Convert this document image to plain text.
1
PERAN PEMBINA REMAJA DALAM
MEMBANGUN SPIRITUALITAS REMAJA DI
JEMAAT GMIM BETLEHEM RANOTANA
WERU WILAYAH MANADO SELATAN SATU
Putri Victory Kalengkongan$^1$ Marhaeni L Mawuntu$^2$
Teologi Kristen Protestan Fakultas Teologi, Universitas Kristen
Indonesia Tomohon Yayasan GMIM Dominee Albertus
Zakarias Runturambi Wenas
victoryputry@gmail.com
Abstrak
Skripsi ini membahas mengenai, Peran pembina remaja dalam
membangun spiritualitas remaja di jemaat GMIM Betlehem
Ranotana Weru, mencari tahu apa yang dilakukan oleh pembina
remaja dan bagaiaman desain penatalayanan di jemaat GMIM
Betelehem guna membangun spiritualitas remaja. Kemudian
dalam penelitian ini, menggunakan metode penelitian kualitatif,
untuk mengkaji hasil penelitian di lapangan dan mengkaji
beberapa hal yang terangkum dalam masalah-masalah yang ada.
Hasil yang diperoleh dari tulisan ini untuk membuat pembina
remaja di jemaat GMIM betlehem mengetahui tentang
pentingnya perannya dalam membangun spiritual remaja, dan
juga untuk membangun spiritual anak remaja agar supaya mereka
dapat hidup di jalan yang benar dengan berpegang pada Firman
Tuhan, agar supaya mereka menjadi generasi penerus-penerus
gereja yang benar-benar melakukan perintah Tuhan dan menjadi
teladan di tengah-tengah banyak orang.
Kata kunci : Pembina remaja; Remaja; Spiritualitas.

# PROBLEM STATEMENT:
Return the listing above word for word.

# FINAL RESULT:
Convert this document image to plain text.
1
PERAN PEMBINA REMAJA DALAM
MEMBANGUN SPIRITUALITAS REMAJA DI
JEMAAT GMIM BETLEHEM RANOTANA
WERU WILAYAH MANADO SELATAN SATU
Putri Victory Kalengkongan$^1$ Marhaeni L Mawuntu$^2$
Teologi Kristen Protestan Fakultas Teologi, Universitas Kristen
Indonesia Tomohon Yayasan GMIM Dominee Albertus
Zakarias Runturambi Wenas
victoryputry@gmail.com
Abstrak
Skripsi ini membahas mengenai, Peran pembina remaja dalam
membangun spiritualitas remaja di jemaat GMIM Betlehem
Ranotana Weru, mencari tahu apa yang dilakukan oleh pembina
remaja dan bagaiaman desain penatalayanan di jemaat GMIM
Betelehem guna membangun spiritualitas remaja. Kemudian
dalam penelitian ini, menggunakan metode penelitian kualitatif,
untuk mengkaji hasil penelitian di lapangan dan mengkaji
beberapa hal yang terangkum dalam masalah-masalah yang ada.
Hasil yang diperoleh dari tulisan ini untuk membuat pembina
remaja di jemaat GMIM betlehem mengetahui tentang
pentingnya perannya dalam membangun spiritual remaja, dan
juga untuk membangun spiritual anak remaja agar supaya mereka
dapat hidup di jalan yang benar dengan berpegang pada Firman
Tuhan, agar supaya mereka menjadi generasi penerus-penerus
gereja yang benar-benar melakukan perintah Tuhan dan menjadi
teladan di tengah-tengah banyak orang.
Kata kunci : Pembina remaja; Remaja; Spiritualitas.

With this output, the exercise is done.